Entries taken from a collection:
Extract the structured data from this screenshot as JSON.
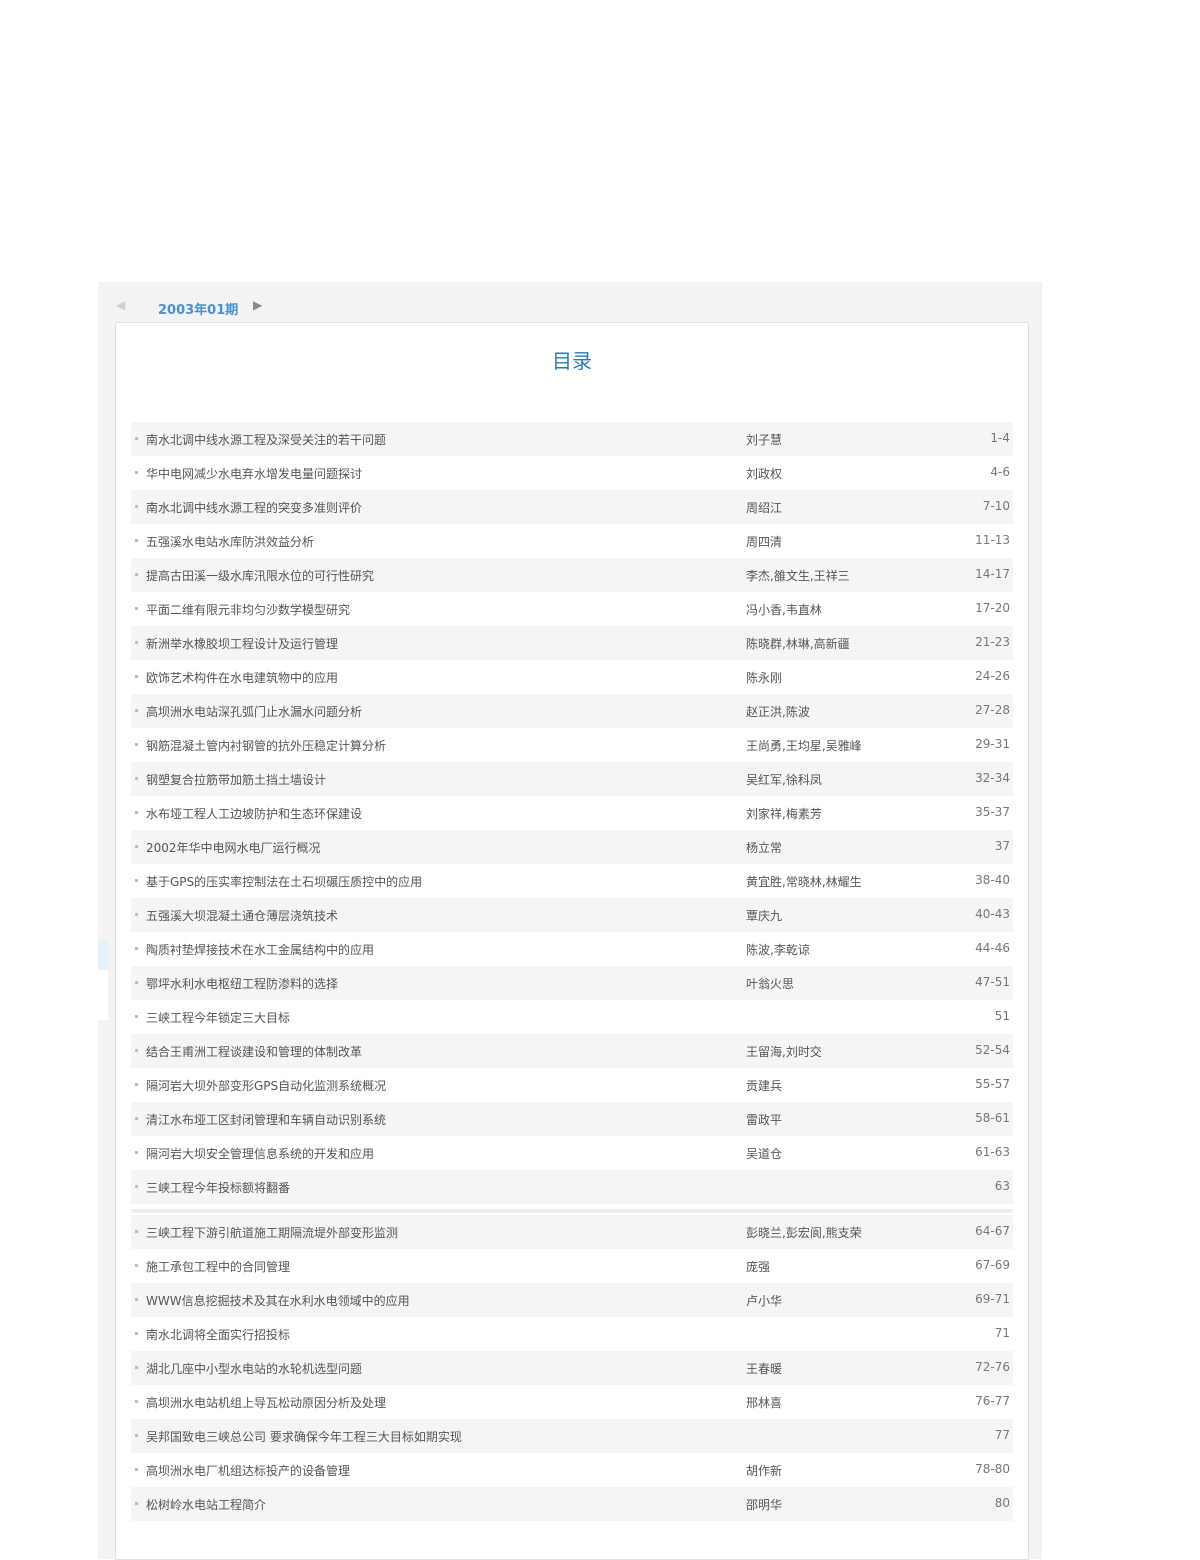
{
  "issue_nav": {
    "prev_icon": "◀",
    "issue_label": "2003年01期",
    "next_icon": "▶"
  },
  "toc": {
    "title": "目录",
    "articles_a": [
      {
        "title": "南水北调中线水源工程及深受关注的若干问题",
        "authors": "刘子慧",
        "pages": "1-4"
      },
      {
        "title": "华中电网减少水电弃水增发电量问题探讨",
        "authors": "刘政权",
        "pages": "4-6"
      },
      {
        "title": "南水北调中线水源工程的突变多准则评价",
        "authors": "周绍江",
        "pages": "7-10"
      },
      {
        "title": "五强溪水电站水库防洪效益分析",
        "authors": "周四清",
        "pages": "11-13"
      },
      {
        "title": "提高古田溪一级水库汛限水位的可行性研究",
        "authors": "李杰,雒文生,王祥三",
        "pages": "14-17"
      },
      {
        "title": "平面二维有限元非均匀沙数学模型研究",
        "authors": "冯小香,韦直林",
        "pages": "17-20"
      },
      {
        "title": "新洲举水橡胶坝工程设计及运行管理",
        "authors": "陈晓群,林琳,高新疆",
        "pages": "21-23"
      },
      {
        "title": "欧饰艺术构件在水电建筑物中的应用",
        "authors": "陈永刚",
        "pages": "24-26"
      },
      {
        "title": "高坝洲水电站深孔弧门止水漏水问题分析",
        "authors": "赵正洪,陈波",
        "pages": "27-28"
      },
      {
        "title": "钢筋混凝土管内衬钢管的抗外压稳定计算分析",
        "authors": "王尚勇,王均星,吴雅峰",
        "pages": "29-31"
      },
      {
        "title": "钢塑复合拉筋带加筋土挡土墙设计",
        "authors": "吴红军,徐科凤",
        "pages": "32-34"
      },
      {
        "title": "水布垭工程人工边坡防护和生态环保建设",
        "authors": "刘家祥,梅素芳",
        "pages": "35-37"
      },
      {
        "title": "2002年华中电网水电厂运行概况",
        "authors": "杨立常",
        "pages": "37"
      },
      {
        "title": "基于GPS的压实率控制法在土石坝碾压质控中的应用",
        "authors": "黄宜胜,常晓林,林耀生",
        "pages": "38-40"
      },
      {
        "title": "五强溪大坝混凝土通仓薄层浇筑技术",
        "authors": "覃庆九",
        "pages": "40-43"
      },
      {
        "title": "陶质衬垫焊接技术在水工金属结构中的应用",
        "authors": "陈波,李乾谅",
        "pages": "44-46"
      },
      {
        "title": "鄂坪水利水电枢纽工程防渗料的选择",
        "authors": "叶翁火思",
        "pages": "47-51"
      },
      {
        "title": "三峡工程今年锁定三大目标",
        "authors": "",
        "pages": "51"
      },
      {
        "title": "结合王甫洲工程谈建设和管理的体制改革",
        "authors": "王留海,刘时交",
        "pages": "52-54"
      },
      {
        "title": "隔河岩大坝外部变形GPS自动化监测系统概况",
        "authors": "贡建兵",
        "pages": "55-57"
      },
      {
        "title": "清江水布垭工区封闭管理和车辆自动识别系统",
        "authors": "雷政平",
        "pages": "58-61"
      },
      {
        "title": "隔河岩大坝安全管理信息系统的开发和应用",
        "authors": "吴道仓",
        "pages": "61-63"
      },
      {
        "title": "三峡工程今年投标额将翻番",
        "authors": "",
        "pages": "63"
      }
    ],
    "articles_b": [
      {
        "title": "三峡工程下游引航道施工期隔流堤外部变形监测",
        "authors": "彭晓兰,彭宏阆,熊支荣",
        "pages": "64-67"
      },
      {
        "title": "施工承包工程中的合同管理",
        "authors": "庞强",
        "pages": "67-69"
      },
      {
        "title": "WWW信息挖掘技术及其在水利水电领域中的应用",
        "authors": "卢小华",
        "pages": "69-71"
      },
      {
        "title": "南水北调将全面实行招投标",
        "authors": "",
        "pages": "71"
      },
      {
        "title": "湖北几座中小型水电站的水轮机选型问题",
        "authors": "王春暖",
        "pages": "72-76"
      },
      {
        "title": "高坝洲水电站机组上导瓦松动原因分析及处理",
        "authors": "邢林喜",
        "pages": "76-77"
      },
      {
        "title": "吴邦国致电三峡总公司 要求确保今年工程三大目标如期实现",
        "authors": "",
        "pages": "77"
      },
      {
        "title": "高坝洲水电厂机组达标投产的设备管理",
        "authors": "胡作新",
        "pages": "78-80"
      },
      {
        "title": "松树岭水电站工程简介",
        "authors": "邵明华",
        "pages": "80"
      }
    ]
  },
  "colors": {
    "accent": "#2a7ab8",
    "tab_underline": "#5b9bd5",
    "row_alt": "#f5f5f5"
  }
}
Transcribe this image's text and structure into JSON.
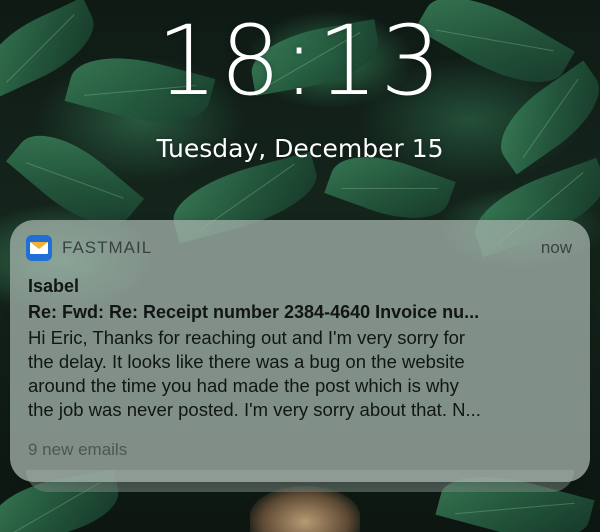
{
  "lockscreen": {
    "time": "18:13",
    "date": "Tuesday, December 15"
  },
  "notification": {
    "app_icon": "fastmail-envelope-icon",
    "app_name": "FASTMAIL",
    "timestamp": "now",
    "sender": "Isabel",
    "subject": "Re: Fwd: Re: Receipt number 2384-4640 Invoice nu...",
    "body_lines": [
      "Hi Eric, Thanks for reaching out and I'm very sorry for",
      "the delay. It looks like there was a bug on the website",
      "around the time you had made the post which is why",
      "the job was never posted. I'm very sorry about that. N..."
    ],
    "footer": "9 new emails"
  }
}
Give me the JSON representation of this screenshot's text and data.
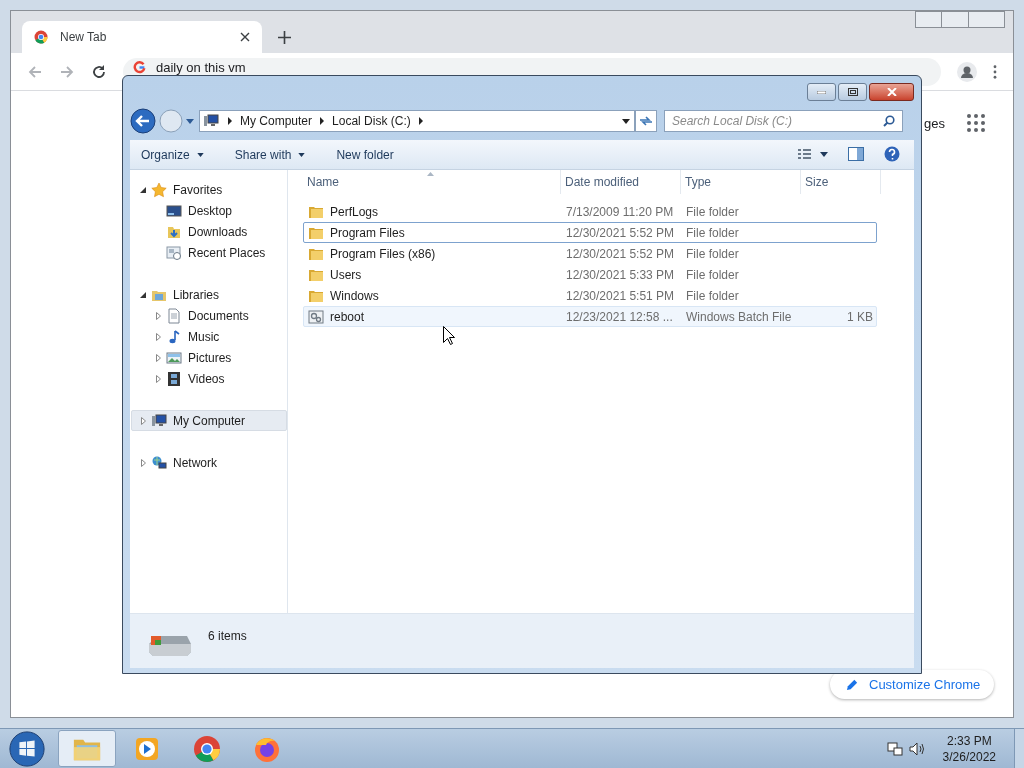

What you will do: Copy each line of the data above that holds "very".

Exercise output:
      "Hi Eric, Thanks for reaching out and I'm very sorry for",
      "the job was never posted. I'm very sorry about that. N..."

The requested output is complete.